━━━ Dataset entries
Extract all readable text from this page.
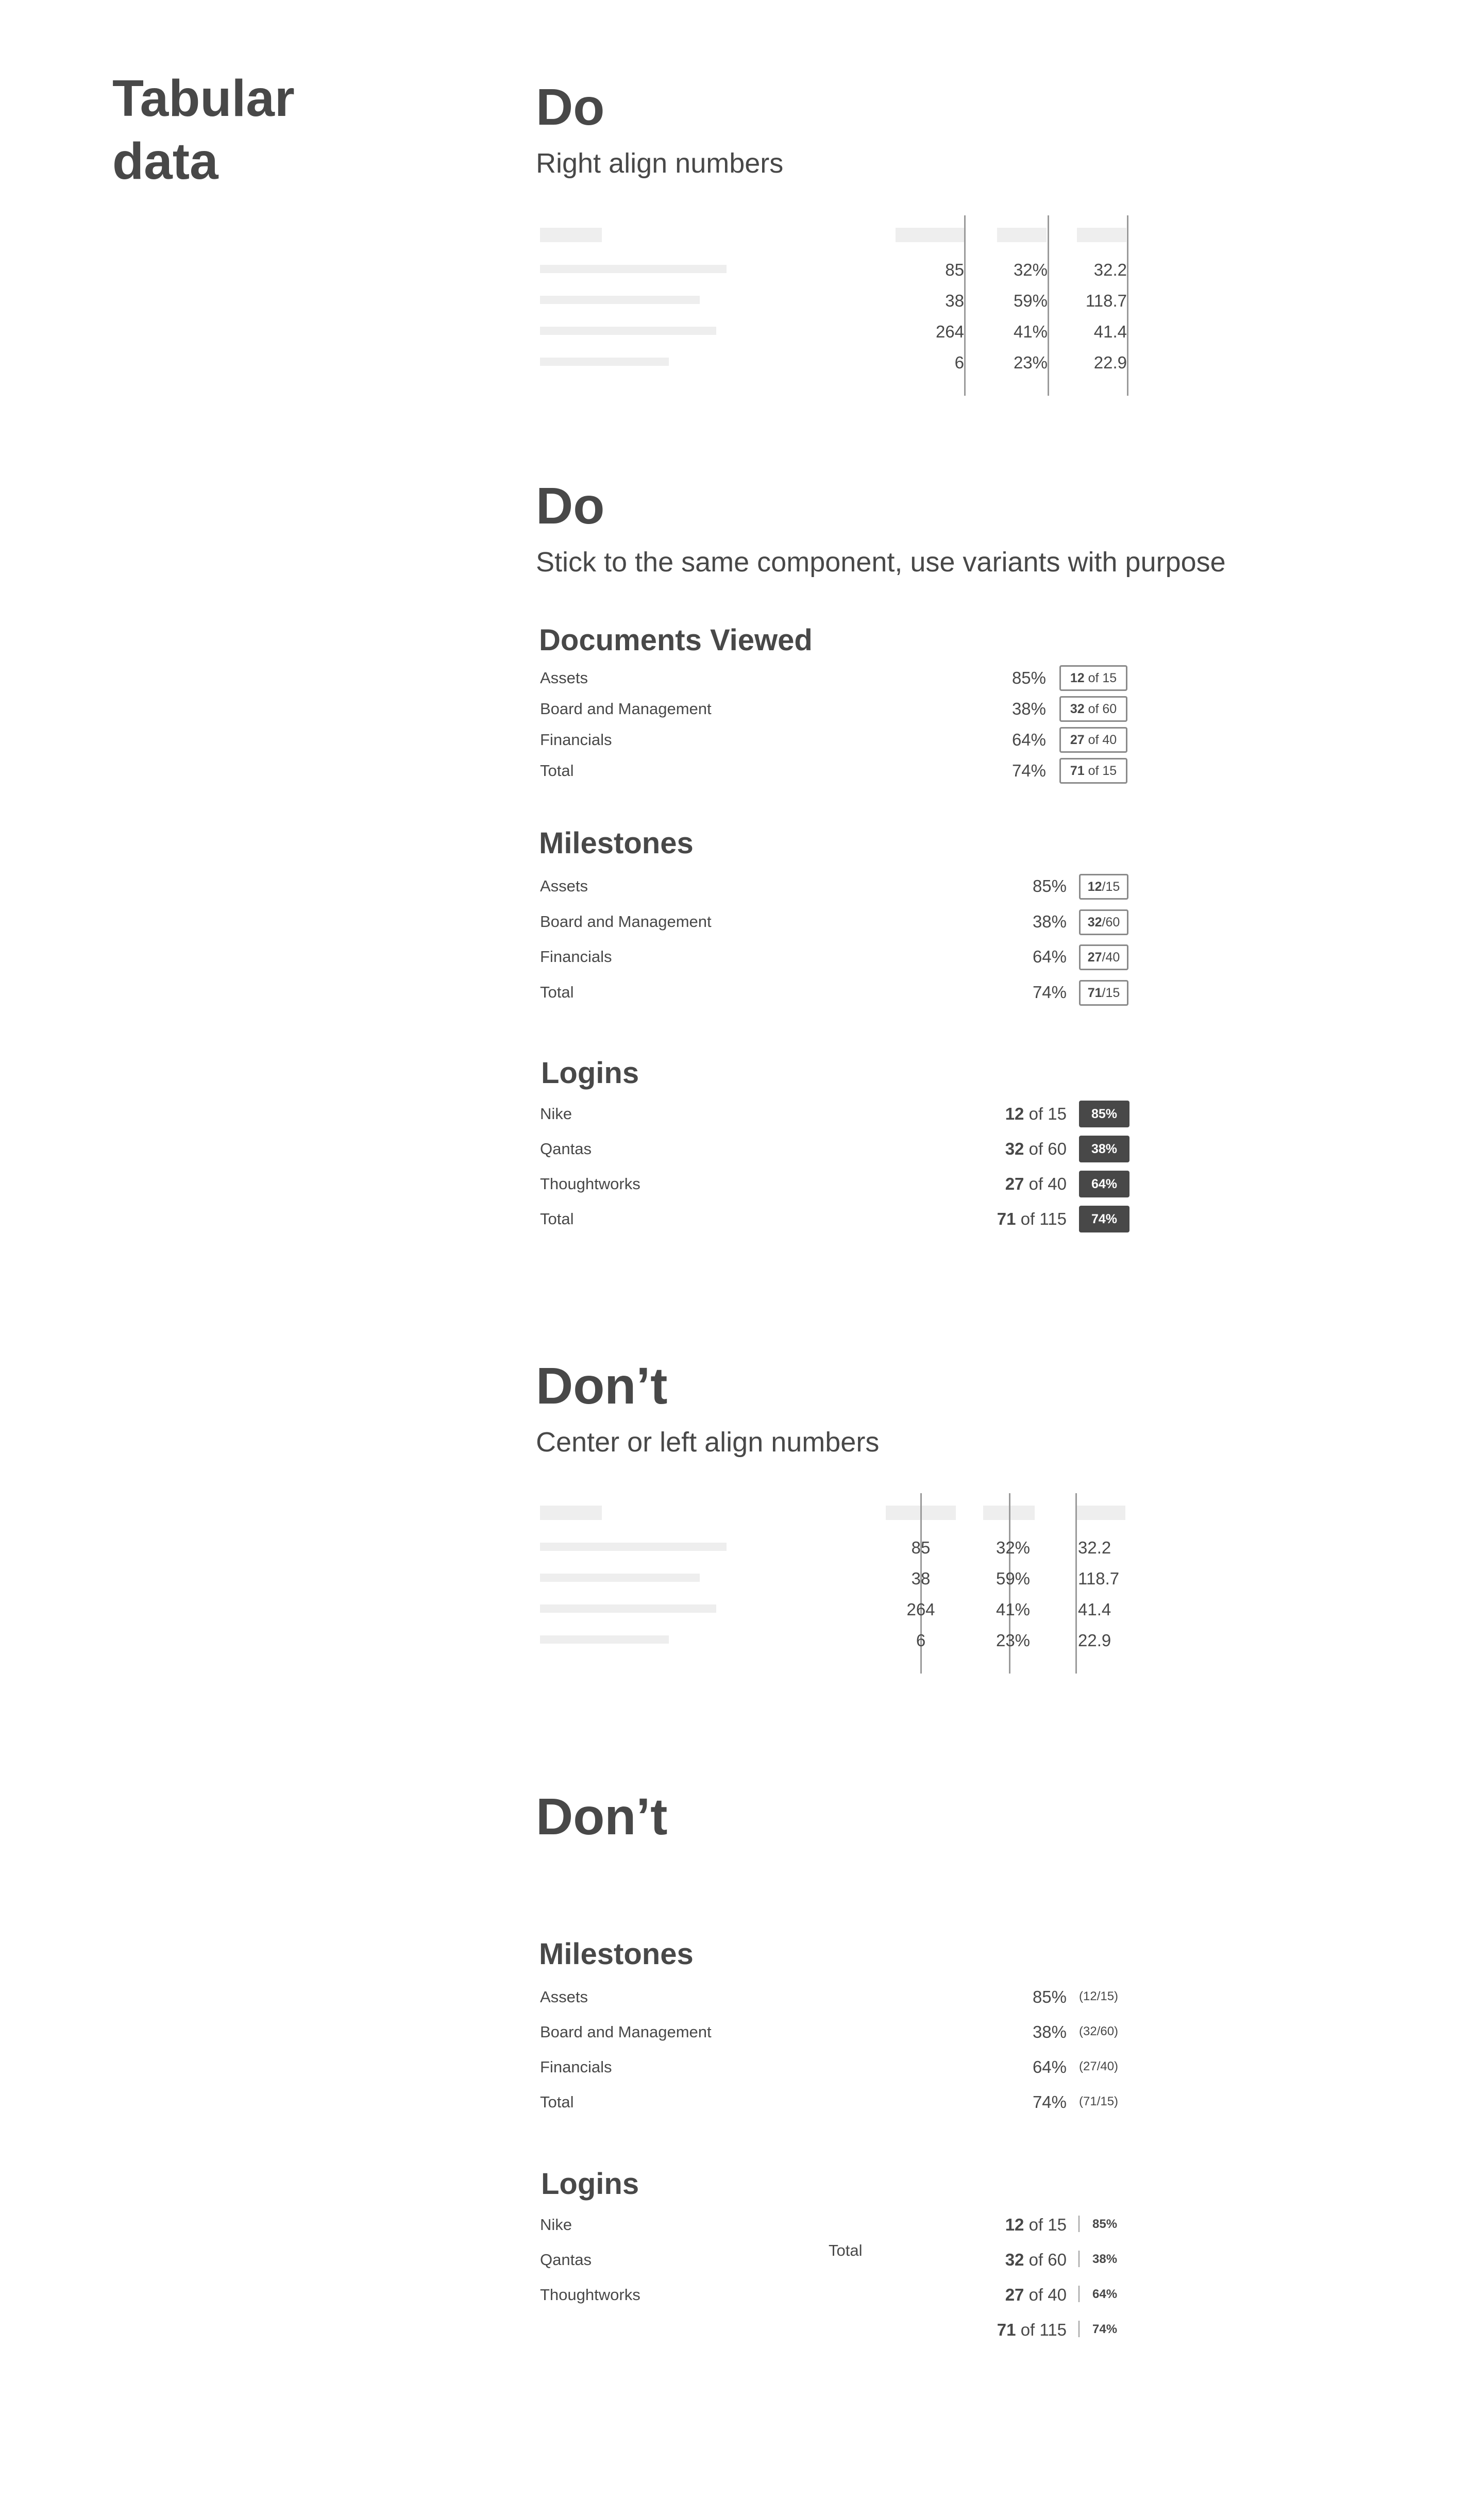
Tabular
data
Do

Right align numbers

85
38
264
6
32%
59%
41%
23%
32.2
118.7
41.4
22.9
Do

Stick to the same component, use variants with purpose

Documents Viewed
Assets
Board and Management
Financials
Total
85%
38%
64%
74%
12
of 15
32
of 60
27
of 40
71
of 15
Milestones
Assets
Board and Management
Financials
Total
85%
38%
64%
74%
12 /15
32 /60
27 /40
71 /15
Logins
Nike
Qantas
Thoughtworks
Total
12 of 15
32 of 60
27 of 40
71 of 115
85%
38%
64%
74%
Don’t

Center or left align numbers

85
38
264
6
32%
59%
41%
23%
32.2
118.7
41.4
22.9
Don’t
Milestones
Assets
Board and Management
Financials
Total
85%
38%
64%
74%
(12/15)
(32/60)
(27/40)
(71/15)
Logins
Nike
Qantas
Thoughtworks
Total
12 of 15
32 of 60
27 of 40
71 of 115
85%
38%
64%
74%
━━━━━━
Leaving aside the images, write out the entries above word for word.

Solved exercise:
Extract all readable text from this page.
Tabular
data
Do

Right align numbers

85
38
264
6
32%
59%
41%
23%
32.2
118.7
41.4
22.9
Do

Stick to the same component, use variants with purpose

Documents Viewed
Assets
Board and Management
Financials
Total
85%
38%
64%
74%
12
of 15
32
of 60
27
of 40
71
of 15
Milestones
Assets
Board and Management
Financials
Total
85%
38%
64%
74%
12 /15
32 /60
27 /40
71 /15
Logins
Nike
Qantas
Thoughtworks
Total
12 of 15
32 of 60
27 of 40
71 of 115
85%
38%
64%
74%
Don’t

Center or left align numbers

85
38
264
6
32%
59%
41%
23%
32.2
118.7
41.4
22.9
Don’t
Milestones
Assets
Board and Management
Financials
Total
85%
38%
64%
74%
(12/15)
(32/60)
(27/40)
(71/15)
Logins
Nike
Qantas
Thoughtworks
Total
12 of 15
32 of 60
27 of 40
71 of 115
85%
38%
64%
74%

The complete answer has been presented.